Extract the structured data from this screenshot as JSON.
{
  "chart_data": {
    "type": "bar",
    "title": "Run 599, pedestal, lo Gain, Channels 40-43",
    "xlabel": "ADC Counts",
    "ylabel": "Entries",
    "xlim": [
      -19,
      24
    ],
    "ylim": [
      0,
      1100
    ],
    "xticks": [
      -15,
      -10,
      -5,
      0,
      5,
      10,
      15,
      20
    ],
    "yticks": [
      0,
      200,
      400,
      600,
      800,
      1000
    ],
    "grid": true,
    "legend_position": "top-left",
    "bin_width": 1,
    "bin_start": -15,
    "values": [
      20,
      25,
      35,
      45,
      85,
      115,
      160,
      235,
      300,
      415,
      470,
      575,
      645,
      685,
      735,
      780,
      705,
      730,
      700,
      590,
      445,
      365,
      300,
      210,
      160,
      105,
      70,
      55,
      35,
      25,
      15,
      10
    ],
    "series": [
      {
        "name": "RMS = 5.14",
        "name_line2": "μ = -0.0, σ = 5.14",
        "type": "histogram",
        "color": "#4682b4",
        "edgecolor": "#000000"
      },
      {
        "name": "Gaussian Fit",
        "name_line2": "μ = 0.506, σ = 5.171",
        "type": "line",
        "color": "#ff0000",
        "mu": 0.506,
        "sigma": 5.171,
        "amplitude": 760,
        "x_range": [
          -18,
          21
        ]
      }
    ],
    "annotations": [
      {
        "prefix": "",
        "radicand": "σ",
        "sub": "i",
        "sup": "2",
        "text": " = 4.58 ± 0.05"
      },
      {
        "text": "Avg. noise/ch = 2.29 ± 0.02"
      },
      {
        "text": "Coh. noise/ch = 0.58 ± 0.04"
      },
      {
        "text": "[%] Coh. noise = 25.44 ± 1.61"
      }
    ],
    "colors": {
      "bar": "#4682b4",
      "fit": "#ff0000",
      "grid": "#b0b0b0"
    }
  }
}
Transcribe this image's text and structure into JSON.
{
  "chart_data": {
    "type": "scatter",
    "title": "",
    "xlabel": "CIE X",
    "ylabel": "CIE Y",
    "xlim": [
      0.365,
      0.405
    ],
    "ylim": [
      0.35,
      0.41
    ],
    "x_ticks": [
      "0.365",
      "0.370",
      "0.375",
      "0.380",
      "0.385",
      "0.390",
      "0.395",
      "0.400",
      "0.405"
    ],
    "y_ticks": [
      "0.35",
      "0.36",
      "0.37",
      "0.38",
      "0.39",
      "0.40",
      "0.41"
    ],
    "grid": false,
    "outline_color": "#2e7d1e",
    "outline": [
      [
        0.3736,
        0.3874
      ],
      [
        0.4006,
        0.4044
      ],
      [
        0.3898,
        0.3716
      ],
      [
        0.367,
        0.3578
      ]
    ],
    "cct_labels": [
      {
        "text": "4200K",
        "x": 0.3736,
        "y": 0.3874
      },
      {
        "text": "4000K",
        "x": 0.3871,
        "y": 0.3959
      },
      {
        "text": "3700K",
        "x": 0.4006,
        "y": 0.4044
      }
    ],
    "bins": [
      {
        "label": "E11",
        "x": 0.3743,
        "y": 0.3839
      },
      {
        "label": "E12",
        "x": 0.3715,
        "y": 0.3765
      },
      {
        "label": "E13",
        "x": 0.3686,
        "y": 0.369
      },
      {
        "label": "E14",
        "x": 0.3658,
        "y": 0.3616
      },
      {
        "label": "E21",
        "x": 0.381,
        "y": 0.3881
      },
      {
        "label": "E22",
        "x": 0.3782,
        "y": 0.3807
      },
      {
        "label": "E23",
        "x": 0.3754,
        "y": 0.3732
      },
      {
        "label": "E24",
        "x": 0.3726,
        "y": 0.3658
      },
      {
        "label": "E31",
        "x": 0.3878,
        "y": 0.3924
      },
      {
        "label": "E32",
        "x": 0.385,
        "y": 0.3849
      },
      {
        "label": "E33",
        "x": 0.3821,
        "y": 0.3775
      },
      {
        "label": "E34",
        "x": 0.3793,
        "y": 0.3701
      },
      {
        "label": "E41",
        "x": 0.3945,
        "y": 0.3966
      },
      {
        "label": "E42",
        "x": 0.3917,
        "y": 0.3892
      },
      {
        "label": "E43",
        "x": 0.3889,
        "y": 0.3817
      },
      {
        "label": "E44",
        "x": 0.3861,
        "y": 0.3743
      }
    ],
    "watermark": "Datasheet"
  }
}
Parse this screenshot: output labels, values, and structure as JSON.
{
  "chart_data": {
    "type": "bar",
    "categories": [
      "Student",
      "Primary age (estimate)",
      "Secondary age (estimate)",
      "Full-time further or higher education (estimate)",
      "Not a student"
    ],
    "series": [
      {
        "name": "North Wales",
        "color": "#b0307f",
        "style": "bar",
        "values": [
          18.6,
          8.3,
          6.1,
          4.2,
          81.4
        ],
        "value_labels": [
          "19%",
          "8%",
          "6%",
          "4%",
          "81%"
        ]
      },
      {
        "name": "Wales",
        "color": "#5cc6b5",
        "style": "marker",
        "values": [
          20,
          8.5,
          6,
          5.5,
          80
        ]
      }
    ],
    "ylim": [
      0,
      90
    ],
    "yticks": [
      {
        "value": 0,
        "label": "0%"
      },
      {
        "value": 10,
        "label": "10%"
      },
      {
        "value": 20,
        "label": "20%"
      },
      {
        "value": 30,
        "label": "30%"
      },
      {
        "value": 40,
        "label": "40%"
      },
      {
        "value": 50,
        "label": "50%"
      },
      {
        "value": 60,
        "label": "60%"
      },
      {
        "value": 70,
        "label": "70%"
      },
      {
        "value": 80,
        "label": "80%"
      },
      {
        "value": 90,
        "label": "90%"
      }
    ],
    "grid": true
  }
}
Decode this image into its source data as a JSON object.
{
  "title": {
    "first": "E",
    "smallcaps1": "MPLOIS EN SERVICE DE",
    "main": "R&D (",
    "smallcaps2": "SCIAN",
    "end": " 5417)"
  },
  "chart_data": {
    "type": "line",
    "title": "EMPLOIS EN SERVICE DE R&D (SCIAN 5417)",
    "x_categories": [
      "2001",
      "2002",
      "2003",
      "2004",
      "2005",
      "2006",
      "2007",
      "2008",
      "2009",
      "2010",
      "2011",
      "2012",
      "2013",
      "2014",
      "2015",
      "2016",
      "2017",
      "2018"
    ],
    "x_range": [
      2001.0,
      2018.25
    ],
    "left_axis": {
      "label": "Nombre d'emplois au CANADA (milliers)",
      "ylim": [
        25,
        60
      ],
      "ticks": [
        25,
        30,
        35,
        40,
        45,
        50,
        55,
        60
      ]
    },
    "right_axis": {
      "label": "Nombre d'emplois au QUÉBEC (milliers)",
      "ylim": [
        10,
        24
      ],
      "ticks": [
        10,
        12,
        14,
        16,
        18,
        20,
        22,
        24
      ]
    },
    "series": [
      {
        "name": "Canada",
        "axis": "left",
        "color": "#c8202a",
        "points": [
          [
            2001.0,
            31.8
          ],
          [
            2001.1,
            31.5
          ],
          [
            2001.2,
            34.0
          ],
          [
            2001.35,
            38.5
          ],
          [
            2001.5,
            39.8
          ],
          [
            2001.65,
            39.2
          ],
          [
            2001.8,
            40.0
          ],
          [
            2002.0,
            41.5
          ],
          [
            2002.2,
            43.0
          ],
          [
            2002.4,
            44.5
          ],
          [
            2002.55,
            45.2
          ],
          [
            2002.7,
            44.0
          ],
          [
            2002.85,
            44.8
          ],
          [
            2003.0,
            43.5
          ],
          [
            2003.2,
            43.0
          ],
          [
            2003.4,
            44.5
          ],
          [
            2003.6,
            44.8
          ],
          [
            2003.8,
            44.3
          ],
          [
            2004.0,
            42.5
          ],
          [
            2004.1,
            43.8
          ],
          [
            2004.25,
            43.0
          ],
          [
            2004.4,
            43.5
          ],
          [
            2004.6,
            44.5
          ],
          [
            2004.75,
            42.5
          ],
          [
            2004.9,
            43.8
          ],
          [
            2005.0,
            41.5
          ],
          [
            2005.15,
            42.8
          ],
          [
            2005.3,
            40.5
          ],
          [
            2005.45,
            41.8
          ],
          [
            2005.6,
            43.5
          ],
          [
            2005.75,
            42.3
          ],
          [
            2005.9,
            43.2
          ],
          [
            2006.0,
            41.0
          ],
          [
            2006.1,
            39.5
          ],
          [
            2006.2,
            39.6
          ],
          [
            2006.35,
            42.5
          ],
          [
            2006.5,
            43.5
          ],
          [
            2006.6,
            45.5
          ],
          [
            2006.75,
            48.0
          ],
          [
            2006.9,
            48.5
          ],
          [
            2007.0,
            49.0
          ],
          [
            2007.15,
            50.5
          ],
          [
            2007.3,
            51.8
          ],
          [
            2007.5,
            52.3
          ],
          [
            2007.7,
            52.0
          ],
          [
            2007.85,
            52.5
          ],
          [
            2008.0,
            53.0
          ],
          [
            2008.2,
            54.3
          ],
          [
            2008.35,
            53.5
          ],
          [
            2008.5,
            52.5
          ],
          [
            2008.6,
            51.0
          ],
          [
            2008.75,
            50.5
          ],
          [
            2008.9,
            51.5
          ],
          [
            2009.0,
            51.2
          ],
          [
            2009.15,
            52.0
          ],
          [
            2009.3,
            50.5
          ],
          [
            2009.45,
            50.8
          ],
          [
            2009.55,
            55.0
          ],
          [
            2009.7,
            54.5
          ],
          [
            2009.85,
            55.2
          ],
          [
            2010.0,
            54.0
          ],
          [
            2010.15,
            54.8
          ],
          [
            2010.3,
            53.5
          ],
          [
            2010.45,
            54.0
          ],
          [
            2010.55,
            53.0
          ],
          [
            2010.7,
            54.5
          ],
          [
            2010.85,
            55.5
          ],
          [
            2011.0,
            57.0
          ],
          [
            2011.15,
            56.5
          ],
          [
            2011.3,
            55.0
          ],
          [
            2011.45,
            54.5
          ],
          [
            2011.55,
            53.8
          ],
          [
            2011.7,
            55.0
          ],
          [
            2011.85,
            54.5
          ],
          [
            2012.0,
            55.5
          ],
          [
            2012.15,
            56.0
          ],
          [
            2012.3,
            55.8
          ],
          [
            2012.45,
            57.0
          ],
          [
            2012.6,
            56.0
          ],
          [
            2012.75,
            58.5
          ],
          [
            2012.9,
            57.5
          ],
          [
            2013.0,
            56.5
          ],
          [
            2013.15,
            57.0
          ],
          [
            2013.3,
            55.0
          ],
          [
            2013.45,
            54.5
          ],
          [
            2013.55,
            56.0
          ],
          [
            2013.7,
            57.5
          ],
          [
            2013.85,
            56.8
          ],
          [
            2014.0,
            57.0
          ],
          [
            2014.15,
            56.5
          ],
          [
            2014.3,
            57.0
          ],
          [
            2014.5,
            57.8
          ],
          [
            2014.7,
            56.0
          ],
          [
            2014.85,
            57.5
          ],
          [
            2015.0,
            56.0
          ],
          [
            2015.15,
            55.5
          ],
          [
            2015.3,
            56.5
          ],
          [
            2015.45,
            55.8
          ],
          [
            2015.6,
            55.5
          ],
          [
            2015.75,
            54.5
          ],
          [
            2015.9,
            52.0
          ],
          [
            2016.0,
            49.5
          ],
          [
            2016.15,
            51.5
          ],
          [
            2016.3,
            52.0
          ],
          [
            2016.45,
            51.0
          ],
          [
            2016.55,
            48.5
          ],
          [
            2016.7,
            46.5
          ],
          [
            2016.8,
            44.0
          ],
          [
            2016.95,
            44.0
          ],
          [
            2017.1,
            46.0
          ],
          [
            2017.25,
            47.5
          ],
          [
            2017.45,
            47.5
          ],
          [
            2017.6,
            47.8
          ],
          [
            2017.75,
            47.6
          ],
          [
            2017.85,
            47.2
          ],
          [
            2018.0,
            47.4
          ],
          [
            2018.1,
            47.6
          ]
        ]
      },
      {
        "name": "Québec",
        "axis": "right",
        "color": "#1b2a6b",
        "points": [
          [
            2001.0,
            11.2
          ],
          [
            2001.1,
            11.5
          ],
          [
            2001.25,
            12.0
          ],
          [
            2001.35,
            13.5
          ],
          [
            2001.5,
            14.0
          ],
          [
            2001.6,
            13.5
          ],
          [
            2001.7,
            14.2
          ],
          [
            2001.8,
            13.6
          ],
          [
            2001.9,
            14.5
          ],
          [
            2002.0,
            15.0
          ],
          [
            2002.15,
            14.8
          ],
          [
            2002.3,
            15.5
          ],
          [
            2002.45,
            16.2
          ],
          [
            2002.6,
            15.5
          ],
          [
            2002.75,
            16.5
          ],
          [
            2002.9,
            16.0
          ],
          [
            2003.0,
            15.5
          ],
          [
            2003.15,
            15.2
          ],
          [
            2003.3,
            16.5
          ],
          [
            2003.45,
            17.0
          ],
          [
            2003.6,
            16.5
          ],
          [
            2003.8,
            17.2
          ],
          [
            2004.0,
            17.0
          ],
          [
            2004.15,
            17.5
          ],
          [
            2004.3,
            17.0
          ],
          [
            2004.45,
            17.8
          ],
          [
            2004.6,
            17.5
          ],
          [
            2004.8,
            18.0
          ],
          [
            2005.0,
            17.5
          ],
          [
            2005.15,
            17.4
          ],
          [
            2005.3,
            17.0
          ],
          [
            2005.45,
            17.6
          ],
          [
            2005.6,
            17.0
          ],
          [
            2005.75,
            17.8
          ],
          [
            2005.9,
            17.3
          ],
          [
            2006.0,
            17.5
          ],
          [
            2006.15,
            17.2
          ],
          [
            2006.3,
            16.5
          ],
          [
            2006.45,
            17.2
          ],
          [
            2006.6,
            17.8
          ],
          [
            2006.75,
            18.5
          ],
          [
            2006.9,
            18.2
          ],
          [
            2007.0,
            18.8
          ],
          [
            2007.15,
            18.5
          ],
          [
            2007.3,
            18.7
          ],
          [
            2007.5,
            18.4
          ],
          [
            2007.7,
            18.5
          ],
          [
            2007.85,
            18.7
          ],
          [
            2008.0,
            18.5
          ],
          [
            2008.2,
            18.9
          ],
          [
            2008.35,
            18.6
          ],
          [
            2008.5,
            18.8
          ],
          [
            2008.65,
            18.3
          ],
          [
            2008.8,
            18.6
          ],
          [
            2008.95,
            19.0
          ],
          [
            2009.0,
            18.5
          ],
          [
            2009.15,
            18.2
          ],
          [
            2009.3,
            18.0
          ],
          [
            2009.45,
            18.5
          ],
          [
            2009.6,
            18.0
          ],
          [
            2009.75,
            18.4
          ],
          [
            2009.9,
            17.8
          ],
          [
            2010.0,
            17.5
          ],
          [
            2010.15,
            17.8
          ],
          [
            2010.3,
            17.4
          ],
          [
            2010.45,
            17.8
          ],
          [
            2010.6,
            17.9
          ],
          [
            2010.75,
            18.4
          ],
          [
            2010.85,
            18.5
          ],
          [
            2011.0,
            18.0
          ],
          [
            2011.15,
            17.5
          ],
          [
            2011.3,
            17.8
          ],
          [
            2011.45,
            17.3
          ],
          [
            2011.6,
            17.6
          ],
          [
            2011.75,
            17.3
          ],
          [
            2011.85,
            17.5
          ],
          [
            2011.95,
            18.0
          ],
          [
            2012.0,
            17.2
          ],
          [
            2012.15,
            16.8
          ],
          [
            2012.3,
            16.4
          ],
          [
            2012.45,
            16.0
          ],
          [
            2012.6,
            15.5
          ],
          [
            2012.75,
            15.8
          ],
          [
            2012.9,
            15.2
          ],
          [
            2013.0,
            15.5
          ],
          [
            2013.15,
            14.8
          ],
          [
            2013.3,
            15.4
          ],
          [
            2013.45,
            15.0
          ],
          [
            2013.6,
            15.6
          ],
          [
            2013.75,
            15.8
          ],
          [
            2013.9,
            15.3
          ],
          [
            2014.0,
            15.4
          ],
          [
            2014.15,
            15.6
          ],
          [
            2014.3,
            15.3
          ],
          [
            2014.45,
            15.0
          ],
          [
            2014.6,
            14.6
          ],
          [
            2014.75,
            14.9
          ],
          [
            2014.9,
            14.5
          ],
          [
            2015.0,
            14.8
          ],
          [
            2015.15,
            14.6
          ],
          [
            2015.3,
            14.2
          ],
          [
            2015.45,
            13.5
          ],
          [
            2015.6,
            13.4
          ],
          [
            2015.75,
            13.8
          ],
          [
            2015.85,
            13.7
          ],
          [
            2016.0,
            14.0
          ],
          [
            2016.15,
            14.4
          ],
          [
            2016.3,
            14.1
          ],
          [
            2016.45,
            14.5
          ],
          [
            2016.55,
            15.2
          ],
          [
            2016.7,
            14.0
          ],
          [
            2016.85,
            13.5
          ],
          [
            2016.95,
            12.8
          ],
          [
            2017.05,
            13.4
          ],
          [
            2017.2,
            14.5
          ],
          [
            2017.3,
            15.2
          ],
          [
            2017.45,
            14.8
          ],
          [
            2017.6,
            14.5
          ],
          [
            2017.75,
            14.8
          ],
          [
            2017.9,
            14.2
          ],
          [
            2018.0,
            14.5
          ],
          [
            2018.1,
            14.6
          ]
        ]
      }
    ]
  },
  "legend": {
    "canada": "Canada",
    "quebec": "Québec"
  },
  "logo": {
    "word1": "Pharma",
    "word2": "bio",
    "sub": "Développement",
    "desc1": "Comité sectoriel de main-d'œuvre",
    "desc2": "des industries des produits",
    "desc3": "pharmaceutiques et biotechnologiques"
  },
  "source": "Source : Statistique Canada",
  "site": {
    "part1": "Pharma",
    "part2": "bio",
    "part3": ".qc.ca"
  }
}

#####

**What is expected:** Report every line in the data above in which the word "grid" appears.

**Completed exercise:**
    "grid": true,
      "grid": "#b0b0b0"
    "grid": false,
    "grid": true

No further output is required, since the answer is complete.